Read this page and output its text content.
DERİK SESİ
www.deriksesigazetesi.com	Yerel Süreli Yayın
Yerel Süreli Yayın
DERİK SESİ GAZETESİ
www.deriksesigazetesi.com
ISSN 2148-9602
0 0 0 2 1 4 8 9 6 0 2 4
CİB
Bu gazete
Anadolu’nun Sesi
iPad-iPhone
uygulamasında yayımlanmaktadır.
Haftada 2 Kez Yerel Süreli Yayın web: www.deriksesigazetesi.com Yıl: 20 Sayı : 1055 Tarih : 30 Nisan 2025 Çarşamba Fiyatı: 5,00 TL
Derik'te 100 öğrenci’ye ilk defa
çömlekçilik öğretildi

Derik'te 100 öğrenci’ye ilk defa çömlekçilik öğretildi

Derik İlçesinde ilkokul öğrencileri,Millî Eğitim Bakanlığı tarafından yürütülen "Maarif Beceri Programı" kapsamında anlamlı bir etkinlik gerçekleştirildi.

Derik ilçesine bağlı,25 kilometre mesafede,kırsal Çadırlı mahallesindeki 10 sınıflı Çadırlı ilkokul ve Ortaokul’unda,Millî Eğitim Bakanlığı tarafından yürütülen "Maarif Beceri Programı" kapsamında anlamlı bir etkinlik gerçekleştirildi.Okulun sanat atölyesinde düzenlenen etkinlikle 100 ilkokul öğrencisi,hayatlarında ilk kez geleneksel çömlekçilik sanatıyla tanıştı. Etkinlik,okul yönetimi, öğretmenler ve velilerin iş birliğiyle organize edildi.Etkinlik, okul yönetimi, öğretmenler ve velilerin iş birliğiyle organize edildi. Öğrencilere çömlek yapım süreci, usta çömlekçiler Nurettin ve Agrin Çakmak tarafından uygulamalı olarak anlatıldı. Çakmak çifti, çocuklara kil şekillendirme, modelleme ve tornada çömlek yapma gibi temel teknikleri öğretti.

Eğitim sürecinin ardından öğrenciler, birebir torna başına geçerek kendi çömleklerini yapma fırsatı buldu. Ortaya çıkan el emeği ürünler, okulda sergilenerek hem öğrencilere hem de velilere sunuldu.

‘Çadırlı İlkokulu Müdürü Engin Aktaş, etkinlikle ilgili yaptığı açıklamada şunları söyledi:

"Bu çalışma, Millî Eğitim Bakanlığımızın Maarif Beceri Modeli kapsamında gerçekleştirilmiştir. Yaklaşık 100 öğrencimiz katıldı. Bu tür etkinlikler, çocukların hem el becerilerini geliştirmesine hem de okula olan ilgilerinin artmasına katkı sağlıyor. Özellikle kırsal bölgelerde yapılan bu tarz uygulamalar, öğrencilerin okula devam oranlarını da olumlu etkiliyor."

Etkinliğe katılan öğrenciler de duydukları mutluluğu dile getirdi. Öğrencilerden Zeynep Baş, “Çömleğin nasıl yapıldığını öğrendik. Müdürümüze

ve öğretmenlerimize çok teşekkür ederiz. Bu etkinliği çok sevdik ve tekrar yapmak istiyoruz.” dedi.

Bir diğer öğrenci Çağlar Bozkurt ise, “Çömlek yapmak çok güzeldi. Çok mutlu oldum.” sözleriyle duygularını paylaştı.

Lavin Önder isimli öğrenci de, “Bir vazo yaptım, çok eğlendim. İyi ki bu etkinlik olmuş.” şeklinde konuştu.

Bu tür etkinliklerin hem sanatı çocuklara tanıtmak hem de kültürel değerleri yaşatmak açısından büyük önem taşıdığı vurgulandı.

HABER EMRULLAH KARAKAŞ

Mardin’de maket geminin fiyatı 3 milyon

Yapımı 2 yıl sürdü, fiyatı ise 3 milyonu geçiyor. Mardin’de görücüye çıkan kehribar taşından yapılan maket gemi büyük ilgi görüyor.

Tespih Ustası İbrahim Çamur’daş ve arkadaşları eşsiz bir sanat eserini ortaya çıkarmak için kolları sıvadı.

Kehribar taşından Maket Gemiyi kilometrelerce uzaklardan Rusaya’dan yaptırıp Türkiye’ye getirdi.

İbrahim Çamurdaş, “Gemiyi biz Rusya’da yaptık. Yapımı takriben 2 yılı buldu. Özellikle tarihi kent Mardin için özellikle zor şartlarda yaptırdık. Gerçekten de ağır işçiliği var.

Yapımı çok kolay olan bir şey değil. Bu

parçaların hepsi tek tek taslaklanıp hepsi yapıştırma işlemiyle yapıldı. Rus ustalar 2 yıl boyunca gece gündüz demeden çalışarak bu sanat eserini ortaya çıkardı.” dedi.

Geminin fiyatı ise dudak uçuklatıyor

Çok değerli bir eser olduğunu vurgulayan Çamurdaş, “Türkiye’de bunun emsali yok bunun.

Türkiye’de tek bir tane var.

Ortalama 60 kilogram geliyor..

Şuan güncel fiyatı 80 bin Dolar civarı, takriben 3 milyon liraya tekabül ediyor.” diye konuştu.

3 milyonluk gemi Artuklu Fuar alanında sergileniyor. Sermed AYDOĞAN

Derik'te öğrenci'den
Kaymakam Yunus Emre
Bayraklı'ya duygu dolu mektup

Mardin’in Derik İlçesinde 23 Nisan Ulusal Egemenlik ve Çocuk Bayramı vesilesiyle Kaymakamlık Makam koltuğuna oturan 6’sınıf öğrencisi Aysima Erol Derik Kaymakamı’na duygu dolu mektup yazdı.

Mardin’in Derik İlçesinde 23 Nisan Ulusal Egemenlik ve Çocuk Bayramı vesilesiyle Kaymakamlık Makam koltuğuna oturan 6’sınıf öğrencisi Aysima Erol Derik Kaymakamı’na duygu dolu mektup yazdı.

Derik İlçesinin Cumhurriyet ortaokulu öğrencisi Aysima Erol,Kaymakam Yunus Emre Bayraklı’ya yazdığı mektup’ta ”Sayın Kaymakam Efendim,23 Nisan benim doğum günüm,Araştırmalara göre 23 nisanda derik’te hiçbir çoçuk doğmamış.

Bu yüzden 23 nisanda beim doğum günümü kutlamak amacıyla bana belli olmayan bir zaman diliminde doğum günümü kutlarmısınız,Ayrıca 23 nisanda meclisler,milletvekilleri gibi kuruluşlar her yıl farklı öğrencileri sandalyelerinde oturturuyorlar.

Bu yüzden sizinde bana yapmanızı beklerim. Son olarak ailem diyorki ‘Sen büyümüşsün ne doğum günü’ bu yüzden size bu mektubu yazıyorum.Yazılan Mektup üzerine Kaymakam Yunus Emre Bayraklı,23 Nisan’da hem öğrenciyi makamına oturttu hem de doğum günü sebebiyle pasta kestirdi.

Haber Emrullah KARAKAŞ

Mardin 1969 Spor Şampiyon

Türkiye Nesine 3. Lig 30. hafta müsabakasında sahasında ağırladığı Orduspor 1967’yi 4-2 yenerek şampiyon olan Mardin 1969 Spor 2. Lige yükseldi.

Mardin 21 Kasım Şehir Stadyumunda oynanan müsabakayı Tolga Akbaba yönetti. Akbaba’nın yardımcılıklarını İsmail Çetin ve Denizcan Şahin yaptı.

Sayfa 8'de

-------

Exercise details: Find the word "büyük" in the data and show each line that holds it.

Response below:
Bu tür etkinliklerin hem sanatı çocuklara tanıtmak hem de kültürel değerleri yaşatmak açısından büyük önem taşıdığı vurgulandı.
Yapımı 2 yıl sürdü, fiyatı ise 3 milyonu geçiyor. Mardin’de görücüye çıkan kehribar taşından yapılan maket gemi büyük ilgi görüyor.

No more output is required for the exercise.